## Written instruction
Extract the lines that carry the string "document" from the listing.

## Dataset rows

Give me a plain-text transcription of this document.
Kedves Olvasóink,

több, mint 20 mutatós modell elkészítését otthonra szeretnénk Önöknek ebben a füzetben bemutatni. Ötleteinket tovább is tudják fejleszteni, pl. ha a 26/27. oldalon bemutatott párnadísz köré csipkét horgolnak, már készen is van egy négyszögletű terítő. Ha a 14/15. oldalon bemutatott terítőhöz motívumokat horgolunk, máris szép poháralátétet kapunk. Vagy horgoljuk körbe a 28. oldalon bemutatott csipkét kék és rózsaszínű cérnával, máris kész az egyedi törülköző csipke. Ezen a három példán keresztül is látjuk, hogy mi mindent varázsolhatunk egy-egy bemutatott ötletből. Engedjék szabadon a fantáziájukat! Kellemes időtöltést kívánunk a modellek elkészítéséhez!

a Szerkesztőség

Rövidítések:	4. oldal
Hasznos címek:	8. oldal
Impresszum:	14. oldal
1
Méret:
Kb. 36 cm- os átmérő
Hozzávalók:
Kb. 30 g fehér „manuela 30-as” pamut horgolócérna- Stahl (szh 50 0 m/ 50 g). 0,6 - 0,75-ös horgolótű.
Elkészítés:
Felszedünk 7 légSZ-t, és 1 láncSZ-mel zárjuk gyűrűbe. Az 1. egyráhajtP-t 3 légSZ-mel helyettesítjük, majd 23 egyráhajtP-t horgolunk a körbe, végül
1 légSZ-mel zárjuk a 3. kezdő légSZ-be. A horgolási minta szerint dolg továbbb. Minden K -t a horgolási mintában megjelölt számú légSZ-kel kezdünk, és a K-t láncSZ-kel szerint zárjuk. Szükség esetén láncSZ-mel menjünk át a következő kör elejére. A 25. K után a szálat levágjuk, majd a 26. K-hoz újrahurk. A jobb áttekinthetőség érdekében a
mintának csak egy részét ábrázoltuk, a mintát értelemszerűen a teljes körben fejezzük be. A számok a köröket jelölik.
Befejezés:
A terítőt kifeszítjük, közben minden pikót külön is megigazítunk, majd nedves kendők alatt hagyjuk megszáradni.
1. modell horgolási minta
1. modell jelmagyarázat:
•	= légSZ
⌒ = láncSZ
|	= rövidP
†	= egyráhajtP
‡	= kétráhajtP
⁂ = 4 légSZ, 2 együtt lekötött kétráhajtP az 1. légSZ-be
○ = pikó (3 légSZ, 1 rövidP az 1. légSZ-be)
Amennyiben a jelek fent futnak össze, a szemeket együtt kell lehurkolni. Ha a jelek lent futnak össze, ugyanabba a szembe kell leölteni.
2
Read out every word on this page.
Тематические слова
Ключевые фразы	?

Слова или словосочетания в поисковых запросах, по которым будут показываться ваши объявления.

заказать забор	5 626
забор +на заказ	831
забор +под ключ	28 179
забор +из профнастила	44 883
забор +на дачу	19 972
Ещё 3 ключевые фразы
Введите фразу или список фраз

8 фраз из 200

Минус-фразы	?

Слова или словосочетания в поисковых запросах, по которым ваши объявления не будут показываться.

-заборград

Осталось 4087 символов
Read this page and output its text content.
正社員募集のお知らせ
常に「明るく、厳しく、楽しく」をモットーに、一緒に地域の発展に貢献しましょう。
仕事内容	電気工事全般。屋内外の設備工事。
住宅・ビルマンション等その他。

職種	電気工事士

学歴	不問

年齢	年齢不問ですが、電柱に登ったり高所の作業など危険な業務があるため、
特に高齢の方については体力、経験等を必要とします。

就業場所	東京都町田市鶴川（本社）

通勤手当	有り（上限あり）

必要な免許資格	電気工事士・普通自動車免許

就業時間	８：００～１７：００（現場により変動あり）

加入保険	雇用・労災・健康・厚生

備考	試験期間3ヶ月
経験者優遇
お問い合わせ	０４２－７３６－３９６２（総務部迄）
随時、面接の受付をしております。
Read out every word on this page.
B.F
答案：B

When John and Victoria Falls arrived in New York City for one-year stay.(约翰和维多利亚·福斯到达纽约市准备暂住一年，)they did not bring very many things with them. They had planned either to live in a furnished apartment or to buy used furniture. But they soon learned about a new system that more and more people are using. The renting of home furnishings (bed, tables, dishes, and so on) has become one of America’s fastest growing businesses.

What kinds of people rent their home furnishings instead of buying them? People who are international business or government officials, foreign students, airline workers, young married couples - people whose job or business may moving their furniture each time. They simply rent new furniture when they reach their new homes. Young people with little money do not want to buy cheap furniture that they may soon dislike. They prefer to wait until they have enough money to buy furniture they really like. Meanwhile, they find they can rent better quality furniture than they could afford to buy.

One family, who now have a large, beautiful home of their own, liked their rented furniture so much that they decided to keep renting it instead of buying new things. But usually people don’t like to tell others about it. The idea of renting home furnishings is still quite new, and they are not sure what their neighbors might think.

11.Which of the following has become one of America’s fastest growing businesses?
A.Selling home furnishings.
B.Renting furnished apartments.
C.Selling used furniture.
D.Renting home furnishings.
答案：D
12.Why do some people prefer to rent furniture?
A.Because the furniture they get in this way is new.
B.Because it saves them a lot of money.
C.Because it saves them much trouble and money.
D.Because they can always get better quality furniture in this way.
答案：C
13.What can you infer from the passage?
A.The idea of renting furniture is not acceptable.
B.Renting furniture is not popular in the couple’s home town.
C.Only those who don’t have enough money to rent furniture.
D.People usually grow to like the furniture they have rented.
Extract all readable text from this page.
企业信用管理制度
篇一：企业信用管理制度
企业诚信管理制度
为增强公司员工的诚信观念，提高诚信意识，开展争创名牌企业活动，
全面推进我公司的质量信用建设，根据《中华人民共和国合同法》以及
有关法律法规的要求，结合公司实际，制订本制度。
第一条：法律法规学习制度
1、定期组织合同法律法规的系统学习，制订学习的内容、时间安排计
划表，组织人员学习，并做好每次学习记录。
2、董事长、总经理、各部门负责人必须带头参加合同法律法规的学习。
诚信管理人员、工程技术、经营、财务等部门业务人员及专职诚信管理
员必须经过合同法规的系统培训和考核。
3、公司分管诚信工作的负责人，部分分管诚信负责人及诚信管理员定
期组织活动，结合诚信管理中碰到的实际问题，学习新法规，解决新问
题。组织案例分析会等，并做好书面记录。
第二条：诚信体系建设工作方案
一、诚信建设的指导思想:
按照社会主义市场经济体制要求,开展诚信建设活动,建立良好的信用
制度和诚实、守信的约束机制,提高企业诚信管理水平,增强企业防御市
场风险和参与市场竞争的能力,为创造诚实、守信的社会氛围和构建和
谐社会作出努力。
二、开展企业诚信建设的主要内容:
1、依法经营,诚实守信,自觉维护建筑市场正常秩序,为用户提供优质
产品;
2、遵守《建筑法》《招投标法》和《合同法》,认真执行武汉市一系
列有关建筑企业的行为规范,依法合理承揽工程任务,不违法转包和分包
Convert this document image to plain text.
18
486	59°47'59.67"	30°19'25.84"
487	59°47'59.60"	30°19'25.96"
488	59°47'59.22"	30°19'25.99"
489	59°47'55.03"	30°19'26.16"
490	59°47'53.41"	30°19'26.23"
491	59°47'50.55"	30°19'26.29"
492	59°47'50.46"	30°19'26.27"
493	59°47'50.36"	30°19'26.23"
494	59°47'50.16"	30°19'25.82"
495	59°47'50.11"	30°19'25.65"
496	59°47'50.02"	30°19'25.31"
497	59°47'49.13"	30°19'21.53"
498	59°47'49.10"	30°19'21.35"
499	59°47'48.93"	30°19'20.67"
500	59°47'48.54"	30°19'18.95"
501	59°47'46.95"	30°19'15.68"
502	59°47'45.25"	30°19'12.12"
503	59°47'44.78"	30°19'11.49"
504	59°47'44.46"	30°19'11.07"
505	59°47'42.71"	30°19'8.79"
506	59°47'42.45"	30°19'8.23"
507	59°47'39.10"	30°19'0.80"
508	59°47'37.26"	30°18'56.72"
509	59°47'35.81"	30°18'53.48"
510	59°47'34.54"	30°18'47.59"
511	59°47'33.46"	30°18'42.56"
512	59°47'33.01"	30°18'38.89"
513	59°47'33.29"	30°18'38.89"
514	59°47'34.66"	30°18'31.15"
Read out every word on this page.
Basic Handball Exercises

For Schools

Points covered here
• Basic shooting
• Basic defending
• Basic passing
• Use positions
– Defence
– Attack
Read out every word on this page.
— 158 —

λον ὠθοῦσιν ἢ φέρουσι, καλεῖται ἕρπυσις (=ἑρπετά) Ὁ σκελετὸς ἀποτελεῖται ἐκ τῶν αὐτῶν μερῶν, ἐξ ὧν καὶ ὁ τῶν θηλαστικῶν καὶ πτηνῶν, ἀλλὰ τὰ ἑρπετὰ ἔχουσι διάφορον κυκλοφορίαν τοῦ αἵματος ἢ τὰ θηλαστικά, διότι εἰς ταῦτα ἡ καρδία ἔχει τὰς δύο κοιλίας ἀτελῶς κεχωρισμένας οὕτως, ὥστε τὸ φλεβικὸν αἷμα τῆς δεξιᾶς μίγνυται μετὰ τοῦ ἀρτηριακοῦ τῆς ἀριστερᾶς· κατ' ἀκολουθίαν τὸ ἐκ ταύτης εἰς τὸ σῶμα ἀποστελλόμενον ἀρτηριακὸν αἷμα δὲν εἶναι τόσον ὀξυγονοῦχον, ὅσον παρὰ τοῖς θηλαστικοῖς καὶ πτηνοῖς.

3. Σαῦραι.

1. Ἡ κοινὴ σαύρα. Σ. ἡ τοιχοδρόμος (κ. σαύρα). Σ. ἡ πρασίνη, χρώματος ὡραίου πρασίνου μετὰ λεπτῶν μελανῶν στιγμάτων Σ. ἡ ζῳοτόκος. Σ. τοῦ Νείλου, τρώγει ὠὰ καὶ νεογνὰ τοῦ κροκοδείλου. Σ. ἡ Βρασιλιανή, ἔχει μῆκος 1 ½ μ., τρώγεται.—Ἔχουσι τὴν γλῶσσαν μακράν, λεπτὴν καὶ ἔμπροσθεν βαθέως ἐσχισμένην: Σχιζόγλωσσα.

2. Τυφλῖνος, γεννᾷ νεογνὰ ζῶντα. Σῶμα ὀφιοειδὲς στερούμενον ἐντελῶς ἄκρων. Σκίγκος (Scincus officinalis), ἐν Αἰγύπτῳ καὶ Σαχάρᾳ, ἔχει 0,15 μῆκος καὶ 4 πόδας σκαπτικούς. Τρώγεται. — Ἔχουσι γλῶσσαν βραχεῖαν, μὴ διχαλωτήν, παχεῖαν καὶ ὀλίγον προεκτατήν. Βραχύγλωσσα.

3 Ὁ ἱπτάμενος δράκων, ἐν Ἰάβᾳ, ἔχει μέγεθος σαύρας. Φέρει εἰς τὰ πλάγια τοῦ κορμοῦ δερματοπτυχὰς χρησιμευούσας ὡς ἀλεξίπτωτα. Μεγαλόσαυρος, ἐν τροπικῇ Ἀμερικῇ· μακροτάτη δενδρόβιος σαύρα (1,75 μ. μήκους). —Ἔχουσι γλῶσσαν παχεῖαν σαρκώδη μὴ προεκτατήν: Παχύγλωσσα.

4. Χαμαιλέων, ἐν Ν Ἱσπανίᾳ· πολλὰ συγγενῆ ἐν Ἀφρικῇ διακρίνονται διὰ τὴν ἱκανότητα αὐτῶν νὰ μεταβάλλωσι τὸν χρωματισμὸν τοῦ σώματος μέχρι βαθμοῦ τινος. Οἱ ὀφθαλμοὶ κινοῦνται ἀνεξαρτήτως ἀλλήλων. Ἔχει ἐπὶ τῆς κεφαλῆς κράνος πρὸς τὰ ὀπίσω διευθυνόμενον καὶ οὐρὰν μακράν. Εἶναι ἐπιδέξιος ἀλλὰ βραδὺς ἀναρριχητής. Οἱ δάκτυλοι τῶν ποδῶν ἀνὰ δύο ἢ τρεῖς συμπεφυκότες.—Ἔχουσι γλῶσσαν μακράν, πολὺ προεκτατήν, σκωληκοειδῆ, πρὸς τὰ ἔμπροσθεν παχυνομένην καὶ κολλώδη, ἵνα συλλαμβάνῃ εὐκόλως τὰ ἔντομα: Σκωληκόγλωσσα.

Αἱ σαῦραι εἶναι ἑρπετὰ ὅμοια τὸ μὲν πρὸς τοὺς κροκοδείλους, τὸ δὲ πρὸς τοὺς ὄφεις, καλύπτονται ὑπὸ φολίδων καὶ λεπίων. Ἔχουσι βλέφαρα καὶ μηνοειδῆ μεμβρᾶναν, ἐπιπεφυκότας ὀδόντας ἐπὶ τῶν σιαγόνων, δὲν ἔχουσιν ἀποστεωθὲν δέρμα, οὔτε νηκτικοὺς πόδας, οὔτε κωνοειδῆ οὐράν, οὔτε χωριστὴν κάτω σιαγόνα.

## Task answer
Give me a plain-text transcription of this document.
Convert this document image to plain text.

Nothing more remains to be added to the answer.